Start Data supplied

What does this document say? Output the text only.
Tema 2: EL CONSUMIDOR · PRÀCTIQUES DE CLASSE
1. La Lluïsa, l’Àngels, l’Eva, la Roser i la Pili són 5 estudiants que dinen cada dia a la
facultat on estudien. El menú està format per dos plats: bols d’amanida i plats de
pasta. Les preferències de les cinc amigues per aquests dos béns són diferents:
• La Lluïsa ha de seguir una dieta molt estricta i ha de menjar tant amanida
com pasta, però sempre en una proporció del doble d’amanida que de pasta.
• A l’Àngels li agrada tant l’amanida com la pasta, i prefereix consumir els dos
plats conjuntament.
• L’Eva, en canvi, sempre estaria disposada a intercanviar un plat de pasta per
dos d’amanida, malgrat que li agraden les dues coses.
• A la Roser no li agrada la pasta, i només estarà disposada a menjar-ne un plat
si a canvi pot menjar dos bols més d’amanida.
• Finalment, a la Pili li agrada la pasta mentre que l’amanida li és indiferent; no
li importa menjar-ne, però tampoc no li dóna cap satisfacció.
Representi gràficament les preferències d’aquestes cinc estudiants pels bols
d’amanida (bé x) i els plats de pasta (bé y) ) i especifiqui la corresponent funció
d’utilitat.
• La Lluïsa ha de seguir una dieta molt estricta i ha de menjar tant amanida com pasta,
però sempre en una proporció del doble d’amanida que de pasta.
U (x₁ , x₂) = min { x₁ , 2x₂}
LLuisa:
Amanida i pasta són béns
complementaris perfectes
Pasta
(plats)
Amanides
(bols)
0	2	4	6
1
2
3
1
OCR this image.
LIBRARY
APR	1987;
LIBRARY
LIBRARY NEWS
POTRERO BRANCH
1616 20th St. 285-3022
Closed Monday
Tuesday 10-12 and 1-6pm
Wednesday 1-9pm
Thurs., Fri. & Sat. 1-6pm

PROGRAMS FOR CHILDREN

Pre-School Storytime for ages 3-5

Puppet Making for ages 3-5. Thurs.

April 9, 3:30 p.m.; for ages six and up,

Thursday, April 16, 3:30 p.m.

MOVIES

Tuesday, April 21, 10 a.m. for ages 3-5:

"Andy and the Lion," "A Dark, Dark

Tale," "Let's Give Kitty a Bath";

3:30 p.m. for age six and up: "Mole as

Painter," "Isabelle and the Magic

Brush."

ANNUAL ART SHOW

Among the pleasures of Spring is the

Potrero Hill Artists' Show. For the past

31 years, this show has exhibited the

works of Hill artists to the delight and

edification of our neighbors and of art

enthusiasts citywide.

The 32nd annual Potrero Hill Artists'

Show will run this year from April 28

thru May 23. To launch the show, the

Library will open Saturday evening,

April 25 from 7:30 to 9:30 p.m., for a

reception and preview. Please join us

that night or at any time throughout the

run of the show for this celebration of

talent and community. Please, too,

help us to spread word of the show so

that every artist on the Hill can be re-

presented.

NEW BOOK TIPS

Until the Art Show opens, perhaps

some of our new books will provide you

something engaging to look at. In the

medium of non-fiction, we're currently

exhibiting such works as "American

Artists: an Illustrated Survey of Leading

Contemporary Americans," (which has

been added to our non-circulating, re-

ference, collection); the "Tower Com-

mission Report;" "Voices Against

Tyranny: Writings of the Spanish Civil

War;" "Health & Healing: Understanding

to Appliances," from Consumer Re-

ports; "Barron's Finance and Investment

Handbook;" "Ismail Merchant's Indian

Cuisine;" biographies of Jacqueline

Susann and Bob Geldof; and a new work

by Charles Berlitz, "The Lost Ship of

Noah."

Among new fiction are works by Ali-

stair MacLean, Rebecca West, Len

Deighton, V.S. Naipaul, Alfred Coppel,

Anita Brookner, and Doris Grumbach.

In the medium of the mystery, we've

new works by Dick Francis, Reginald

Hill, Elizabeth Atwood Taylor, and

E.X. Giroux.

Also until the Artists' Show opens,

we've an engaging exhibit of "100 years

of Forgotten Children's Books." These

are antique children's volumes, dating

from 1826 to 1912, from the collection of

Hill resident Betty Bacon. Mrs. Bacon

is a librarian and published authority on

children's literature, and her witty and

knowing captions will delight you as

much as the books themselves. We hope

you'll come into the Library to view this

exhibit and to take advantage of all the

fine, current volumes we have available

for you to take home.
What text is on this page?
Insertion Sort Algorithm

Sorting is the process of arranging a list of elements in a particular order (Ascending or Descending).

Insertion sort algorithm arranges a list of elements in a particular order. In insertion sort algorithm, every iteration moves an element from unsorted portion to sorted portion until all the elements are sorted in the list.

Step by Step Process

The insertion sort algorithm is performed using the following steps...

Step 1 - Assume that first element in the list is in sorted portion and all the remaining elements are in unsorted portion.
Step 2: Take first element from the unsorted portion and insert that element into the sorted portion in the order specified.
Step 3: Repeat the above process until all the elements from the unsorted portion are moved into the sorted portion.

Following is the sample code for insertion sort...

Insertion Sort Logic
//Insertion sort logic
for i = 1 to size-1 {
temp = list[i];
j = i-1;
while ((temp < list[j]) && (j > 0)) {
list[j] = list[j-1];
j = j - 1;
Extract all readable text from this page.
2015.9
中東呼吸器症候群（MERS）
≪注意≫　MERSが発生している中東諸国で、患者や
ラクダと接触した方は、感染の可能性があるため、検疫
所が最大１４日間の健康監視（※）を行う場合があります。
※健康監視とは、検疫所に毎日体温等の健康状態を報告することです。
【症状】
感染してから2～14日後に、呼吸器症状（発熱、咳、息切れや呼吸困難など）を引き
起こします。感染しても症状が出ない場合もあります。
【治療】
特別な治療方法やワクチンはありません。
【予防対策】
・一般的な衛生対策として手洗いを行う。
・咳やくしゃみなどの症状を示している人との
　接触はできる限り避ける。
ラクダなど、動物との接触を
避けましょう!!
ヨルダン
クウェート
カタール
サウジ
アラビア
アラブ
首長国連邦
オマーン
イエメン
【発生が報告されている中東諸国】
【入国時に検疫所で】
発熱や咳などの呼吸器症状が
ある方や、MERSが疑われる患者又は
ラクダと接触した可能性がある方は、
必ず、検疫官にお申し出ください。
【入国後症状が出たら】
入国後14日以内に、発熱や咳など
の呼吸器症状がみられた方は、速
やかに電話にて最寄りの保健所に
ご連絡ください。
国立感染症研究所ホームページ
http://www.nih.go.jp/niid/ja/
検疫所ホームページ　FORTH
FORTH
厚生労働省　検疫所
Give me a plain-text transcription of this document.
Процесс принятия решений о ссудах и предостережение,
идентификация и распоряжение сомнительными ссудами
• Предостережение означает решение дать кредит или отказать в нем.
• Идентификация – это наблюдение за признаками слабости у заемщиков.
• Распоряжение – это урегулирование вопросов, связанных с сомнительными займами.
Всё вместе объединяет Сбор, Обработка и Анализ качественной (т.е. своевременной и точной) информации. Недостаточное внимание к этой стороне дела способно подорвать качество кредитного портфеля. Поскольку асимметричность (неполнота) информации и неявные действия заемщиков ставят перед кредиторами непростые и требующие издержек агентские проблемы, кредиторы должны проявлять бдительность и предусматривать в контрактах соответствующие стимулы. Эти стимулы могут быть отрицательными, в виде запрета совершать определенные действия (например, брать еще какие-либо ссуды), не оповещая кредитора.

End Data supplied

Report all lines of the material that contain the word "engaging".

something engaging to look at. In the
we've an engaging exhibit of "100 years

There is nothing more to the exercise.